= SUPPLIED RECORDS =
'''

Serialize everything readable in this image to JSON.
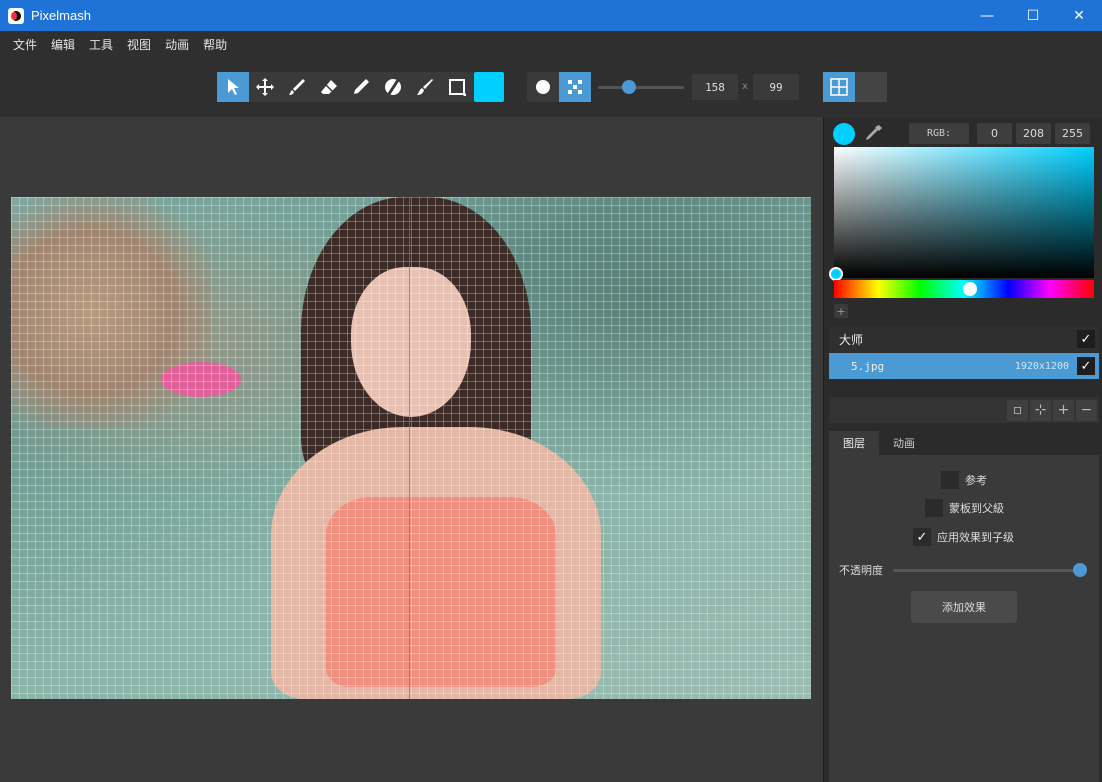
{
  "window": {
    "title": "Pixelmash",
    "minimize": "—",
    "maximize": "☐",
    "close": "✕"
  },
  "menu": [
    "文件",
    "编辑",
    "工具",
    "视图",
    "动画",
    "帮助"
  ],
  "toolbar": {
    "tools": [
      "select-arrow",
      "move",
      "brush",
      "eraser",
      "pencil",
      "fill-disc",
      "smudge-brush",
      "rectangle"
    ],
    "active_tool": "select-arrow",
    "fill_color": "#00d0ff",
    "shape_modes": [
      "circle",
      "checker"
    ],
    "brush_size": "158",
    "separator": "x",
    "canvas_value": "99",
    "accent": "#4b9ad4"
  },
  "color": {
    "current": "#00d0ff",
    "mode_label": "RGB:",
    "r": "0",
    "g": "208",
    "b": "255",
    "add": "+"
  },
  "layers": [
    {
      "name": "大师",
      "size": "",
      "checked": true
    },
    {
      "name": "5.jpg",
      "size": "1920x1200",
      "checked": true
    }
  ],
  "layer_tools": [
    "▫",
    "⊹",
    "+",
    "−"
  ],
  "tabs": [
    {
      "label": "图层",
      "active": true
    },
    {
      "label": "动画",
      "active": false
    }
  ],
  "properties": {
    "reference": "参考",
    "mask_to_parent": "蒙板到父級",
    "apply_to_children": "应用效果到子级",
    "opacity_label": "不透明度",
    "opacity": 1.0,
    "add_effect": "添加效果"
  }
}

'''

= PROBLEM TO WORK ON =
Report only the count of lines that include the string "arrow".

= EXERCISE SOLUTION =
2